Work required:
Reproduce the records that follow in full, excluding any picture they contain.

Exercise materials:
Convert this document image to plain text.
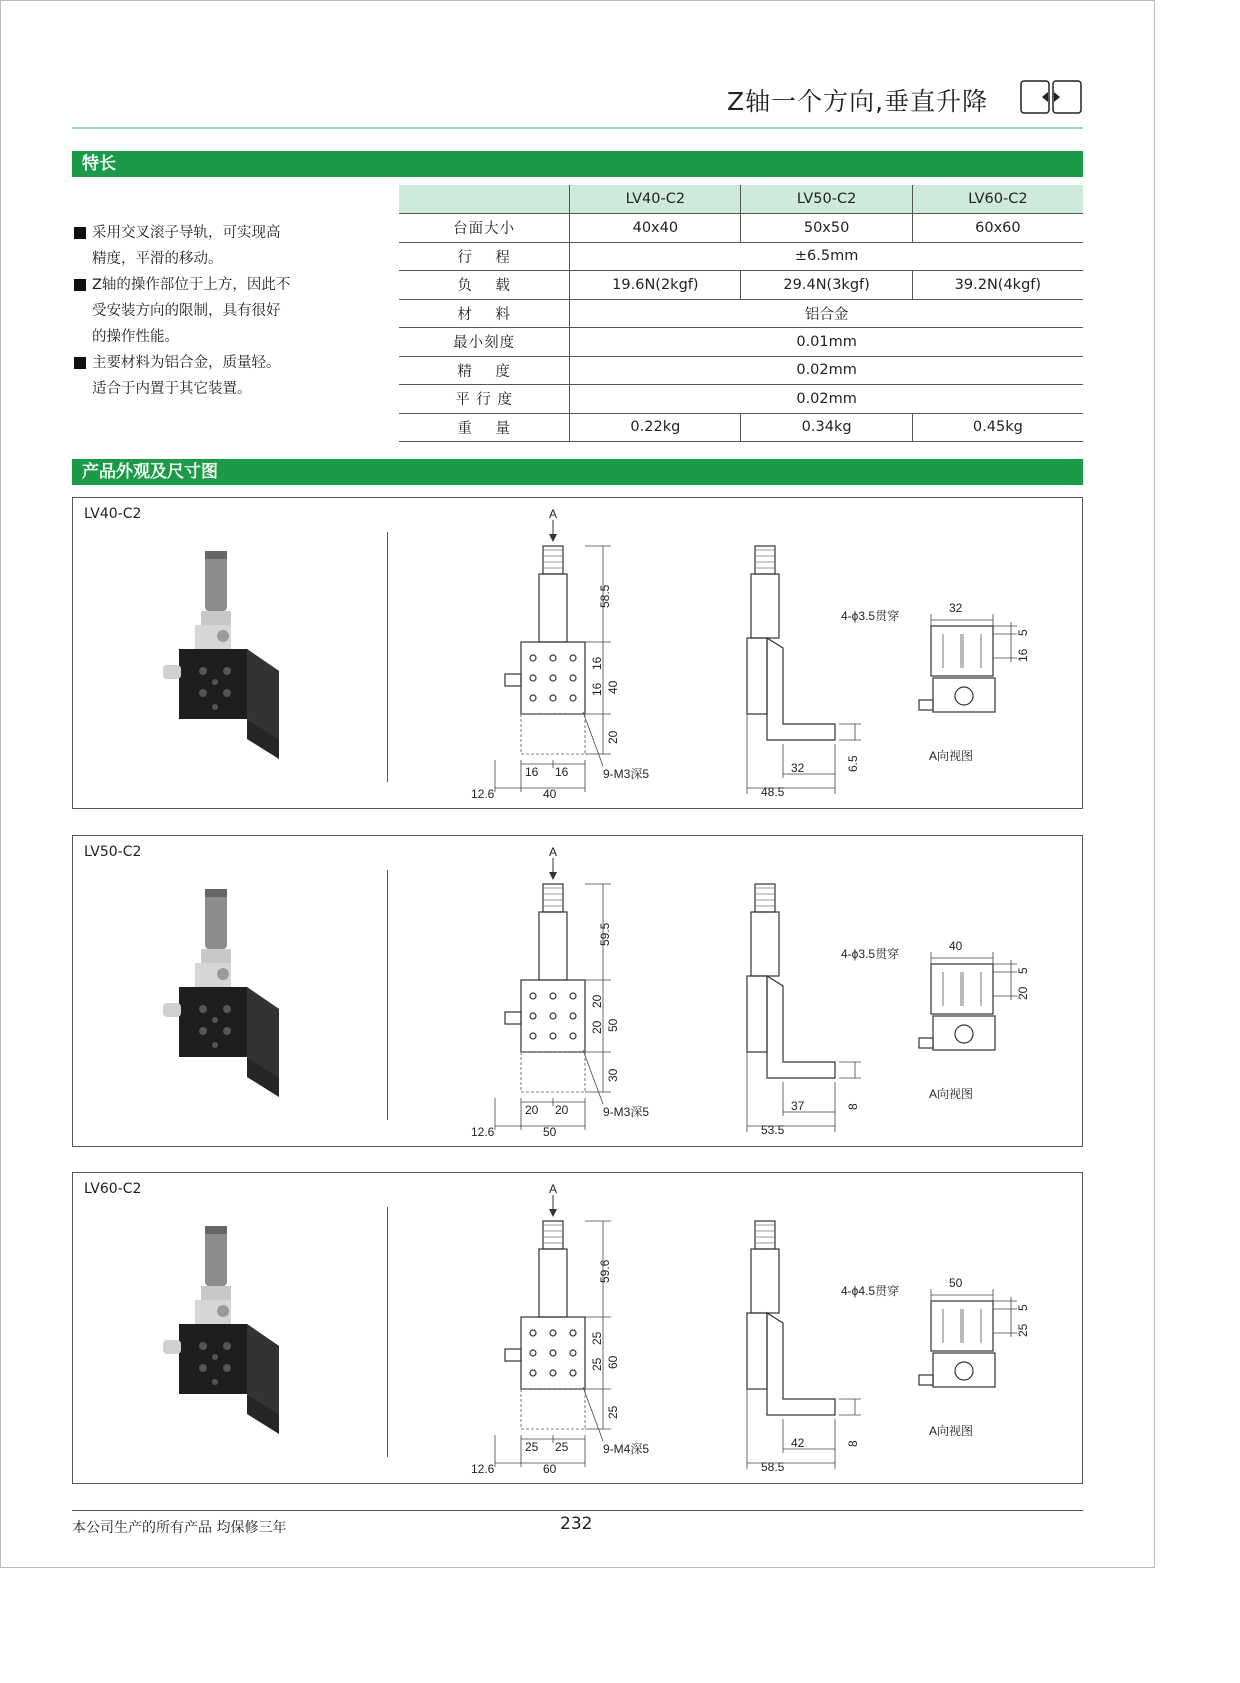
Z轴一个方向,垂直升降
特长
采用交叉滚子导轨，可实现高
精度，平滑的移动。
Z轴的操作部位于上方，因此不
受安装方向的限制，具有很好
的操作性能。
主要材料为铝合金，质量轻。
适合于内置于其它装置。
	LV40-C2	LV50-C2	LV60-C2
台面大小	40x40	50x50	60x60
行    程	±6.5mm		
负    载	19.6N(2kgf)	29.4N(3kgf)	39.2N(4kgf)
材    料	铝合金		
最小刻度	0.01mm		
精    度	0.02mm		
平 行 度	0.02mm		
重    量	0.22kg	0.34kg	0.45kg
产品外观及尺寸图
LV40-C2	A
58.5
16
16 40
20
16 16
40
12.6
9-M3深5	32
48.5
6.5
4-ϕ3.5贯穿
32
5
16
A向视图
LV50-C2	A
59.5
20
20 50
30
20 20
50
12.6
9-M3深5	37
53.5
8
4-ϕ3.5贯穿
40
5
20
A向视图
LV60-C2	A
59.6
25
25 60
25
25 25
60
12.6
9-M4深5	42
58.5
8
4-ϕ4.5贯穿
50
5
25
A向视图
本公司生产的所有产品 均保修三年	232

Correct output:
Convert this document image to plain text.
Z轴一个方向,垂直升降
特长
采用交叉滚子导轨，可实现高
精度，平滑的移动。
Z轴的操作部位于上方，因此不
受安装方向的限制，具有很好
的操作性能。
主要材料为铝合金，质量轻。
适合于内置于其它装置。
	LV40-C2	LV50-C2	LV60-C2
台面大小	40x40	50x50	60x60
行    程	±6.5mm		
负    载	19.6N(2kgf)	29.4N(3kgf)	39.2N(4kgf)
材    料	铝合金		
最小刻度	0.01mm		
精    度	0.02mm		
平 行 度	0.02mm		
重    量	0.22kg	0.34kg	0.45kg
产品外观及尺寸图
LV40-C2	A
58.5
16
16 40
20
16 16
40
12.6
9-M3深5	32
48.5
6.5
4-ϕ3.5贯穿
32
5
16
A向视图
LV50-C2	A
59.5
20
20 50
30
20 20
50
12.6
9-M3深5	37
53.5
8
4-ϕ3.5贯穿
40
5
20
A向视图
LV60-C2	A
59.6
25
25 60
25
25 25
60
12.6
9-M4深5	42
58.5
8
4-ϕ4.5贯穿
50
5
25
A向视图
本公司生产的所有产品 均保修三年	232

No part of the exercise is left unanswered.